Lightyear vs Trading 212 – easy comparison

In this Lightyear vs Trading 212 comparison, I’ll take a look at two of the competing investing apps here in the UK. What can you invest in? Fees? Special features? Interest on your uninvested cash? It’s all in here, and it’s not as simple a choice as you might think.

Lightyear vs Trading 212
Lightyear vs Trading 212

I am a user of both apps. Trading 212 since early 2020 and Lightyear since Spring of 2022, so I’m well placed to offer this article on Lightyear vs Trading 212. Please bear in mind, information in this article is correct at the time of writing and may have changed since. You can check out the most up to date info on both the Lightyear and Trading 212 websites. None of this is financial advice, and remember your investments can go up or down.

Finally, I have written plenty of content on both Lightyear and Trading 212 on this very blog. Make sure to check them out after you have finished here.

▸ **Data excerpt**:

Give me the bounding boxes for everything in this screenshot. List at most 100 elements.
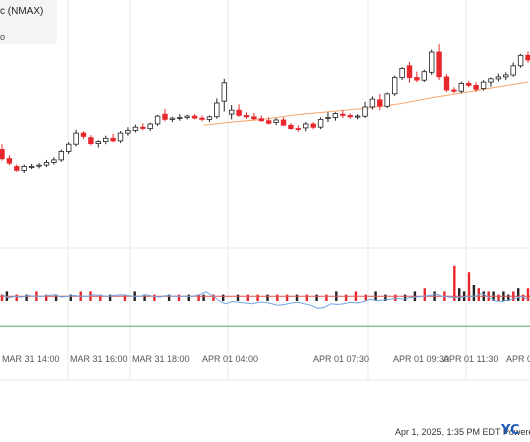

▸ **Task prompt**: Output the full Lightyear vs Trading 212 comparison verbatim, from its title line to its last sentence.

▸ **Written reply**:
Lightyear vs Trading 212 – easy comparison

In this Lightyear vs Trading 212 comparison, I’ll take a look at two of the competing investing apps here in the UK. What can you invest in? Fees? Special features? Interest on your uninvested cash? It’s all in here, and it’s not as simple a choice as you might think.

Lightyear vs Trading 212
Lightyear vs Trading 212

I am a user of both apps. Trading 212 since early 2020 and Lightyear since Spring of 2022, so I’m well placed to offer this article on Lightyear vs Trading 212. Please bear in mind, information in this article is correct at the time of writing and may have changed since. You can check out the most up to date info on both the Lightyear and Trading 212 websites. None of this is financial advice, and remember your investments can go up or down.

Finally, I have written plenty of content on both Lightyear and Trading 212 on this very blog. Make sure to check them out after you have finished here.